Short task:
Send back all the data below, exactly as given.

Provided material:
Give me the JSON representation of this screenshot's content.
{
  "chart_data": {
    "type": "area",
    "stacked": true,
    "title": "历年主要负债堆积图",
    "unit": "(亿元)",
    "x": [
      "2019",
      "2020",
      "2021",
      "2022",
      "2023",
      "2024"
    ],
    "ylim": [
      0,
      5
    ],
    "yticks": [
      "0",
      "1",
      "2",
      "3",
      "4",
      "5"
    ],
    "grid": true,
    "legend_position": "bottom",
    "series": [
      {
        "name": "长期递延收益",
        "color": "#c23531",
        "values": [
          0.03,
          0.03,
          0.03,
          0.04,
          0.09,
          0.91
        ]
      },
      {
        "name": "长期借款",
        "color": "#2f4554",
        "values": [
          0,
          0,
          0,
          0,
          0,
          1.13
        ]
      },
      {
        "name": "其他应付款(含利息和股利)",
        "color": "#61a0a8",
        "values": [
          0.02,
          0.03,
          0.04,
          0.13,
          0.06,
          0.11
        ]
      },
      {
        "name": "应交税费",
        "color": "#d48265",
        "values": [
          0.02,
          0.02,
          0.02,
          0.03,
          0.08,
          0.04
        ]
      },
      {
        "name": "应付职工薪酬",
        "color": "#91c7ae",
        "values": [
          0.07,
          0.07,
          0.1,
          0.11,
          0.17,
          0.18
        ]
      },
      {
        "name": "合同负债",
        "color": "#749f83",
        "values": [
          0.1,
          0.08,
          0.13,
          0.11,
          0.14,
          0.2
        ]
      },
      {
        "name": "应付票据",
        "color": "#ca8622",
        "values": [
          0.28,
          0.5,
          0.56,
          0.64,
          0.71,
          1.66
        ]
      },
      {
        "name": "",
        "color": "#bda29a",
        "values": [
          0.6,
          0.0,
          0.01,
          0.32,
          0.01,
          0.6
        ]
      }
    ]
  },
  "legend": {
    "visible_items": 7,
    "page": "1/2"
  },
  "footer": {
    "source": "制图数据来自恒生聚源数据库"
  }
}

Exercise result:
Give me the JSON representation of this screenshot's content.
{
  "chart_data": {
    "type": "area",
    "stacked": true,
    "title": "历年主要负债堆积图",
    "unit": "(亿元)",
    "x": [
      "2019",
      "2020",
      "2021",
      "2022",
      "2023",
      "2024"
    ],
    "ylim": [
      0,
      5
    ],
    "yticks": [
      "0",
      "1",
      "2",
      "3",
      "4",
      "5"
    ],
    "grid": true,
    "legend_position": "bottom",
    "series": [
      {
        "name": "长期递延收益",
        "color": "#c23531",
        "values": [
          0.03,
          0.03,
          0.03,
          0.04,
          0.09,
          0.91
        ]
      },
      {
        "name": "长期借款",
        "color": "#2f4554",
        "values": [
          0,
          0,
          0,
          0,
          0,
          1.13
        ]
      },
      {
        "name": "其他应付款(含利息和股利)",
        "color": "#61a0a8",
        "values": [
          0.02,
          0.03,
          0.04,
          0.13,
          0.06,
          0.11
        ]
      },
      {
        "name": "应交税费",
        "color": "#d48265",
        "values": [
          0.02,
          0.02,
          0.02,
          0.03,
          0.08,
          0.04
        ]
      },
      {
        "name": "应付职工薪酬",
        "color": "#91c7ae",
        "values": [
          0.07,
          0.07,
          0.1,
          0.11,
          0.17,
          0.18
        ]
      },
      {
        "name": "合同负债",
        "color": "#749f83",
        "values": [
          0.1,
          0.08,
          0.13,
          0.11,
          0.14,
          0.2
        ]
      },
      {
        "name": "应付票据",
        "color": "#ca8622",
        "values": [
          0.28,
          0.5,
          0.56,
          0.64,
          0.71,
          1.66
        ]
      },
      {
        "name": "",
        "color": "#bda29a",
        "values": [
          0.6,
          0.0,
          0.01,
          0.32,
          0.01,
          0.6
        ]
      }
    ]
  },
  "legend": {
    "visible_items": 7,
    "page": "1/2"
  },
  "footer": {
    "source": "制图数据来自恒生聚源数据库"
  }
}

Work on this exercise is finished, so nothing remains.